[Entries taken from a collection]
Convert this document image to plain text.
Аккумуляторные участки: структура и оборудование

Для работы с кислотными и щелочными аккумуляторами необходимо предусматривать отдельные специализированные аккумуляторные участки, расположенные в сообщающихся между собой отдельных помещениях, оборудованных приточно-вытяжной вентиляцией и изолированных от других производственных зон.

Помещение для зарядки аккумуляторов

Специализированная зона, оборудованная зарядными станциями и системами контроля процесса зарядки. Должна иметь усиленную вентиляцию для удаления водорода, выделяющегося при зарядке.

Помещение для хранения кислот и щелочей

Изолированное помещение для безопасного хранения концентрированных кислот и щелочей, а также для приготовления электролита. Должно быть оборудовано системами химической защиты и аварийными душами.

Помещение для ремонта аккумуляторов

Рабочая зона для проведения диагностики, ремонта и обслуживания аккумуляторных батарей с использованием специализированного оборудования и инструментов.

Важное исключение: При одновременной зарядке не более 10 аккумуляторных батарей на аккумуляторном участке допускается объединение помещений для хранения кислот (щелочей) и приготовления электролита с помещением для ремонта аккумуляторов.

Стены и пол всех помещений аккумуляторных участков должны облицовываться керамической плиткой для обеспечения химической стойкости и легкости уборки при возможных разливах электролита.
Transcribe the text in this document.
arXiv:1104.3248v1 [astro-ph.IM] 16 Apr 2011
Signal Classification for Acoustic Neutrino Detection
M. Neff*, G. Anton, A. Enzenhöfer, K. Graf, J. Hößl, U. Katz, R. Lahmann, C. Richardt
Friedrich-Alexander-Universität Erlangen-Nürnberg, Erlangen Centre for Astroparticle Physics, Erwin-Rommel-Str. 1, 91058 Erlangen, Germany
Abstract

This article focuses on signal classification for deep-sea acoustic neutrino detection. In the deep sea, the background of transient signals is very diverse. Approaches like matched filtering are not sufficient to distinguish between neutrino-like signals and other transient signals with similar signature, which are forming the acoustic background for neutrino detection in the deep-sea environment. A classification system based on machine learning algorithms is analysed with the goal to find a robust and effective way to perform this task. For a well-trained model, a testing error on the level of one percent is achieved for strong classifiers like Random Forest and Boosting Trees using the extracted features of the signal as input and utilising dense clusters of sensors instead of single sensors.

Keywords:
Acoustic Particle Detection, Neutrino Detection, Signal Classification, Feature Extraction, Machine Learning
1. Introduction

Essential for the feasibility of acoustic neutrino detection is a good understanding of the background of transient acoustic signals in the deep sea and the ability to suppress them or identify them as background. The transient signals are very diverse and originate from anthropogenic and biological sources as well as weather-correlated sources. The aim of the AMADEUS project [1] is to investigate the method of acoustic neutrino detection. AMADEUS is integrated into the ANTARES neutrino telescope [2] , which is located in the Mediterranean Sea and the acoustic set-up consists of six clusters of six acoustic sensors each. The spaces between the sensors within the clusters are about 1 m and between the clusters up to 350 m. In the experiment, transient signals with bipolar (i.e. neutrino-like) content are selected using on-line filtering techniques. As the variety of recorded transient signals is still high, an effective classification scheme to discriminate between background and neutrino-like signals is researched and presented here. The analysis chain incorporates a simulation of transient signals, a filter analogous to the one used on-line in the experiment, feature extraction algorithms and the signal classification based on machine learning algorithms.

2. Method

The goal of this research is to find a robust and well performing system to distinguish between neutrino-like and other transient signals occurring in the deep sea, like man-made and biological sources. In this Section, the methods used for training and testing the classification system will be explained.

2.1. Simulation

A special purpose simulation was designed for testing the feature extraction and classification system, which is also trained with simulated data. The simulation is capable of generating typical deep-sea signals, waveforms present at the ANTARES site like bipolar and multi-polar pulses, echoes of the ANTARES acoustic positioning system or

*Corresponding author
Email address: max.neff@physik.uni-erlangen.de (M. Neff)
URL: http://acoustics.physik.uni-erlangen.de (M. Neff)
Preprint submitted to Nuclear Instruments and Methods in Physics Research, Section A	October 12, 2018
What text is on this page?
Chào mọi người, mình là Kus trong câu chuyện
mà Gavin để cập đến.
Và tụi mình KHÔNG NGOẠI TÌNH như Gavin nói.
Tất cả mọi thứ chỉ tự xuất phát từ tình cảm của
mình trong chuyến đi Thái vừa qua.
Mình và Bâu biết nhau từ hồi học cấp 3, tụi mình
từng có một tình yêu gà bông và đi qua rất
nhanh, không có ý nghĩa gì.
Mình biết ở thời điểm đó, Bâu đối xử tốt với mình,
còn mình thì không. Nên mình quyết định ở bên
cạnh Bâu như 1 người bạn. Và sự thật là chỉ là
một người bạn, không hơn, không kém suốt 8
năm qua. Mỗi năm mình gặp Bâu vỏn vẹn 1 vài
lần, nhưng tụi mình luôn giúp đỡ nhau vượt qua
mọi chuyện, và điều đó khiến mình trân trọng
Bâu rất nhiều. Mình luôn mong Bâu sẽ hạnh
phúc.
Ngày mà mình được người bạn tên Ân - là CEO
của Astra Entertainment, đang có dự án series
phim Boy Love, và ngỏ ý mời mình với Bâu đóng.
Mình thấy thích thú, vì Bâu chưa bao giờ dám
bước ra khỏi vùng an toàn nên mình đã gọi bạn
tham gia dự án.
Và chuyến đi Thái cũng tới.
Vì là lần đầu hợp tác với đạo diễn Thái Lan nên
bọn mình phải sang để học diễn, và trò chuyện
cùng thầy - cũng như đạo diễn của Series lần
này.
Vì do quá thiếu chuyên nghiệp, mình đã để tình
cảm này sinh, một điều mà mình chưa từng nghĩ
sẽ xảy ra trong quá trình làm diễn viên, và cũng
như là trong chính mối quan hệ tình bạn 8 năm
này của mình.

REQUIREMENT:
Find all lines with "хранения" in them and copy each one.

RESULT OF THIS EXERCISE:
Помещение для хранения кислот и щелочей
Изолированное помещение для безопасного хранения концентрированных кислот и щелочей, а также для приготовления электролита. Должно быть оборудовано системами химической защиты и аварийными душами.
Важное исключение: При одновременной зарядке не более 10 аккумуляторных батарей на аккумуляторном участке допускается объединение помещений для хранения кислот (щелочей) и приготовления электролита с помещением для ремонта аккумуляторов.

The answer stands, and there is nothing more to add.